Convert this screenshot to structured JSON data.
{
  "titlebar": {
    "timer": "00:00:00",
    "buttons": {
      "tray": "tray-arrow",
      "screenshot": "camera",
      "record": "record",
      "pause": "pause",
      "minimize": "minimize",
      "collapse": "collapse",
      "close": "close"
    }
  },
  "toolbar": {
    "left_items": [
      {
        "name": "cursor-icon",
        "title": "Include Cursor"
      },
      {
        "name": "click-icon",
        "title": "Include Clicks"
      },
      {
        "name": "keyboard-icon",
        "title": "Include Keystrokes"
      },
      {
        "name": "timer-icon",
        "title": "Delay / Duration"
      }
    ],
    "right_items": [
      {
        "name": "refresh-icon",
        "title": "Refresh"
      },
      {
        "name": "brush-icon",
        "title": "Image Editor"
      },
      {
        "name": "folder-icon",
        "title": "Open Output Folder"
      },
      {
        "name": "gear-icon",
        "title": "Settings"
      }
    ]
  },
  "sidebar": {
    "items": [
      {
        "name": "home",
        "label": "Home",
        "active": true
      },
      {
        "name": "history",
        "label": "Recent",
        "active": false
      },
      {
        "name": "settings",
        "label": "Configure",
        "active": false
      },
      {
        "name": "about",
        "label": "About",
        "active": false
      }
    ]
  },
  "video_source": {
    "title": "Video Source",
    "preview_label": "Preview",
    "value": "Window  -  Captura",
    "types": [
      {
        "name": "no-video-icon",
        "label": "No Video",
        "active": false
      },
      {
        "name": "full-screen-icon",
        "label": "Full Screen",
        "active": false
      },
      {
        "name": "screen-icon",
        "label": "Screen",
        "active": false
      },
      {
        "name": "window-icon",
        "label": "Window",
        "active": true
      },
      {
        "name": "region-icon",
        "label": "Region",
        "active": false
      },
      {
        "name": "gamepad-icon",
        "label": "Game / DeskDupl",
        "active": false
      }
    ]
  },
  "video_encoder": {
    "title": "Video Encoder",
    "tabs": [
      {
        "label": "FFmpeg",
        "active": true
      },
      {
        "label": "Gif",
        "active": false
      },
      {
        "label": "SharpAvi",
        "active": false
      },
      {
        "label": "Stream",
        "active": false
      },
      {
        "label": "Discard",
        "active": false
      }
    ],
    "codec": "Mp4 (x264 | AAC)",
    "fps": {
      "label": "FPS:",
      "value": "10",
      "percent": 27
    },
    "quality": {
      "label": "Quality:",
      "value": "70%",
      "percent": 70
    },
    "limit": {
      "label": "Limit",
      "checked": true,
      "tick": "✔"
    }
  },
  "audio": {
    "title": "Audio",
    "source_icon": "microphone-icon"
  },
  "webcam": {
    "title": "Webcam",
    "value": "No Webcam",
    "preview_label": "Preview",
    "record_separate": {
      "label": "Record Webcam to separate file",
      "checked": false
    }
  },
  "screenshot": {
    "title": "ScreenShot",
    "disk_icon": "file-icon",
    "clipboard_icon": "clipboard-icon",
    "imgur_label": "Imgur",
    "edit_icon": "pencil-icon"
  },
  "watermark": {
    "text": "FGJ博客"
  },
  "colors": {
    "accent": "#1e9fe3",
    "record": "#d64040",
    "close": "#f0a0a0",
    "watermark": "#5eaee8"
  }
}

* * *

## The problem
Transcribe every entry word for word.

## Exercise output
Convert this screenshot to structured JSON data.
{
  "titlebar": {
    "timer": "00:00:00",
    "buttons": {
      "tray": "tray-arrow",
      "screenshot": "camera",
      "record": "record",
      "pause": "pause",
      "minimize": "minimize",
      "collapse": "collapse",
      "close": "close"
    }
  },
  "toolbar": {
    "left_items": [
      {
        "name": "cursor-icon",
        "title": "Include Cursor"
      },
      {
        "name": "click-icon",
        "title": "Include Clicks"
      },
      {
        "name": "keyboard-icon",
        "title": "Include Keystrokes"
      },
      {
        "name": "timer-icon",
        "title": "Delay / Duration"
      }
    ],
    "right_items": [
      {
        "name": "refresh-icon",
        "title": "Refresh"
      },
      {
        "name": "brush-icon",
        "title": "Image Editor"
      },
      {
        "name": "folder-icon",
        "title": "Open Output Folder"
      },
      {
        "name": "gear-icon",
        "title": "Settings"
      }
    ]
  },
  "sidebar": {
    "items": [
      {
        "name": "home",
        "label": "Home",
        "active": true
      },
      {
        "name": "history",
        "label": "Recent",
        "active": false
      },
      {
        "name": "settings",
        "label": "Configure",
        "active": false
      },
      {
        "name": "about",
        "label": "About",
        "active": false
      }
    ]
  },
  "video_source": {
    "title": "Video Source",
    "preview_label": "Preview",
    "value": "Window  -  Captura",
    "types": [
      {
        "name": "no-video-icon",
        "label": "No Video",
        "active": false
      },
      {
        "name": "full-screen-icon",
        "label": "Full Screen",
        "active": false
      },
      {
        "name": "screen-icon",
        "label": "Screen",
        "active": false
      },
      {
        "name": "window-icon",
        "label": "Window",
        "active": true
      },
      {
        "name": "region-icon",
        "label": "Region",
        "active": false
      },
      {
        "name": "gamepad-icon",
        "label": "Game / DeskDupl",
        "active": false
      }
    ]
  },
  "video_encoder": {
    "title": "Video Encoder",
    "tabs": [
      {
        "label": "FFmpeg",
        "active": true
      },
      {
        "label": "Gif",
        "active": false
      },
      {
        "label": "SharpAvi",
        "active": false
      },
      {
        "label": "Stream",
        "active": false
      },
      {
        "label": "Discard",
        "active": false
      }
    ],
    "codec": "Mp4 (x264 | AAC)",
    "fps": {
      "label": "FPS:",
      "value": "10",
      "percent": 27
    },
    "quality": {
      "label": "Quality:",
      "value": "70%",
      "percent": 70
    },
    "limit": {
      "label": "Limit",
      "checked": true,
      "tick": "✔"
    }
  },
  "audio": {
    "title": "Audio",
    "source_icon": "microphone-icon"
  },
  "webcam": {
    "title": "Webcam",
    "value": "No Webcam",
    "preview_label": "Preview",
    "record_separate": {
      "label": "Record Webcam to separate file",
      "checked": false
    }
  },
  "screenshot": {
    "title": "ScreenShot",
    "disk_icon": "file-icon",
    "clipboard_icon": "clipboard-icon",
    "imgur_label": "Imgur",
    "edit_icon": "pencil-icon"
  },
  "watermark": {
    "text": "FGJ博客"
  },
  "colors": {
    "accent": "#1e9fe3",
    "record": "#d64040",
    "close": "#f0a0a0",
    "watermark": "#5eaee8"
  }
}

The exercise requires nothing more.